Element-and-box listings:
------

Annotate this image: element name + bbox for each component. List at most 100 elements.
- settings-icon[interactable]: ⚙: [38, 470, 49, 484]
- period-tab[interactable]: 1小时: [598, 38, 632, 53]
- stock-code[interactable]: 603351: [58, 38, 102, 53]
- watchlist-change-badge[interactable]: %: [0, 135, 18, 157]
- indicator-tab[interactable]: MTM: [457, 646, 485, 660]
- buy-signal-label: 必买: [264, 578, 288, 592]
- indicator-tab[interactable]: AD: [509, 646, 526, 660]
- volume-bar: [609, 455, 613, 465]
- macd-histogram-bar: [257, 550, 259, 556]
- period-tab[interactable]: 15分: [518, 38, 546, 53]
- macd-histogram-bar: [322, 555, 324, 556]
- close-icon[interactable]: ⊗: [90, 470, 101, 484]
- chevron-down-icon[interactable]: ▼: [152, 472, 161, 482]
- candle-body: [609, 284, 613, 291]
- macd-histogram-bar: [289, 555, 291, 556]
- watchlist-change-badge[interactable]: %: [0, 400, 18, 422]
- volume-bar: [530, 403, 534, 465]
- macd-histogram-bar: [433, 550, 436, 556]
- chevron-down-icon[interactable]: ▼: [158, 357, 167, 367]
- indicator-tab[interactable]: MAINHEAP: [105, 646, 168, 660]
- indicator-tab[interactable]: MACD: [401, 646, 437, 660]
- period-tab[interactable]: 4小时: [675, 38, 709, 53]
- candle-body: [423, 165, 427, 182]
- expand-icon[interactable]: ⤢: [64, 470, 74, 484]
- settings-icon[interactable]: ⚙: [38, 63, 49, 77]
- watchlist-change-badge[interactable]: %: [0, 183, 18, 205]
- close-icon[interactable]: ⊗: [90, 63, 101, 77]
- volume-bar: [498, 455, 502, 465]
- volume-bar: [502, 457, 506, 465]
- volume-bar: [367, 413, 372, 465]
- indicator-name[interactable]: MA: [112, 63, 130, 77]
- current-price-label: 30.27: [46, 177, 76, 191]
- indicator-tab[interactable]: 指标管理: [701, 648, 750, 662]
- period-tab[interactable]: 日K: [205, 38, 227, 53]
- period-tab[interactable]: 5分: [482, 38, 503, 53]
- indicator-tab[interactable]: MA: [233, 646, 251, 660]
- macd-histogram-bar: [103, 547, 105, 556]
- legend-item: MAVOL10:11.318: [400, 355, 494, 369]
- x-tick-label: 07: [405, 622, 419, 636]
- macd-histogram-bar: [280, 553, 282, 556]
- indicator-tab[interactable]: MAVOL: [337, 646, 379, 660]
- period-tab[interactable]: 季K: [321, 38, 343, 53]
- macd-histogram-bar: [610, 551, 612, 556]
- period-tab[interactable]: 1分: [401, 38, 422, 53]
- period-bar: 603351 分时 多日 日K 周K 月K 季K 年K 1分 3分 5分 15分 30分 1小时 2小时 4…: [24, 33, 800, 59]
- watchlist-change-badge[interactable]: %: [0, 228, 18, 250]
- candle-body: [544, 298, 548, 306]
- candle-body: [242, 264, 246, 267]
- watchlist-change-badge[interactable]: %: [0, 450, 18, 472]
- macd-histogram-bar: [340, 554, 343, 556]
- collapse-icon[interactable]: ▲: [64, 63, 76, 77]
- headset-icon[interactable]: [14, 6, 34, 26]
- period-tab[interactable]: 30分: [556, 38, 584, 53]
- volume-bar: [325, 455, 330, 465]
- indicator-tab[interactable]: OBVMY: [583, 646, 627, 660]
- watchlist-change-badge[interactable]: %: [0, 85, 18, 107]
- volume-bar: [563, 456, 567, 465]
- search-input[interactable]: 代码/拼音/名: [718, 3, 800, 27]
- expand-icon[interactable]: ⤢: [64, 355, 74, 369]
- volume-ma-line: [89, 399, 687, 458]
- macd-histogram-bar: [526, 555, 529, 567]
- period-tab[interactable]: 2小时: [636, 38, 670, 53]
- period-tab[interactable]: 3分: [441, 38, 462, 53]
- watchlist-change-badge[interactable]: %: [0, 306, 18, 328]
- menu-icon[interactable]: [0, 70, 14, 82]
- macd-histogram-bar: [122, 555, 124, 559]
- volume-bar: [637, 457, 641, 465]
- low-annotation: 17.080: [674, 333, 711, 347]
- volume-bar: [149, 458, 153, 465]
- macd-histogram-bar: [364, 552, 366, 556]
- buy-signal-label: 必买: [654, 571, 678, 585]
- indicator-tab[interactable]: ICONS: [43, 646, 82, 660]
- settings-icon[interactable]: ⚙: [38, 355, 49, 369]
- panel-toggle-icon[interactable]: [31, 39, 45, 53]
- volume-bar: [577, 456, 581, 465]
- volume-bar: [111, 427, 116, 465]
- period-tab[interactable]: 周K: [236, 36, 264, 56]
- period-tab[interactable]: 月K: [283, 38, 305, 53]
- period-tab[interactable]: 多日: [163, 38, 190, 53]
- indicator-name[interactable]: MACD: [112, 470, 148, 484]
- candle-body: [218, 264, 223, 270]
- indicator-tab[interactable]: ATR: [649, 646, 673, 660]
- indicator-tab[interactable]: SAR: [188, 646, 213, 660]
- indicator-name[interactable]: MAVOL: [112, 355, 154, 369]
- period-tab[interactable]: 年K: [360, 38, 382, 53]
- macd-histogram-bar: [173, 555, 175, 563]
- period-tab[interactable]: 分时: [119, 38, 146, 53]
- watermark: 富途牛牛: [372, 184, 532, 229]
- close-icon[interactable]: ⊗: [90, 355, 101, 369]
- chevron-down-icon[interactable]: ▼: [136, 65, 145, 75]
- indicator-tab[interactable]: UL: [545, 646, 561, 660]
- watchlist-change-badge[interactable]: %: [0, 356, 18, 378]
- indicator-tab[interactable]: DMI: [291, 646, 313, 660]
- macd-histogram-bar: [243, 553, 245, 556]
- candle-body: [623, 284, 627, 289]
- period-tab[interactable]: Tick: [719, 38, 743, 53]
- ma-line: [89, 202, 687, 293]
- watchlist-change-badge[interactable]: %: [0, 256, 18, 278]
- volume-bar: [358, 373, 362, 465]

------

▸ WORK REQUIRED: Rewrite the records from their start through the line with "- indicator-tab[interactable]: MTM: [457, 646, 485, 660]", changing "stock-code" to "ticker-code" and leaving everything else as it is.

▸ TASK RESPONSE:
Annotate this image: element name + bbox for each component. List at most 100 elements.
- settings-icon[interactable]: ⚙: [38, 470, 49, 484]
- period-tab[interactable]: 1小时: [598, 38, 632, 53]
- ticker-code[interactable]: 603351: [58, 38, 102, 53]
- watchlist-change-badge[interactable]: %: [0, 135, 18, 157]
- indicator-tab[interactable]: MTM: [457, 646, 485, 660]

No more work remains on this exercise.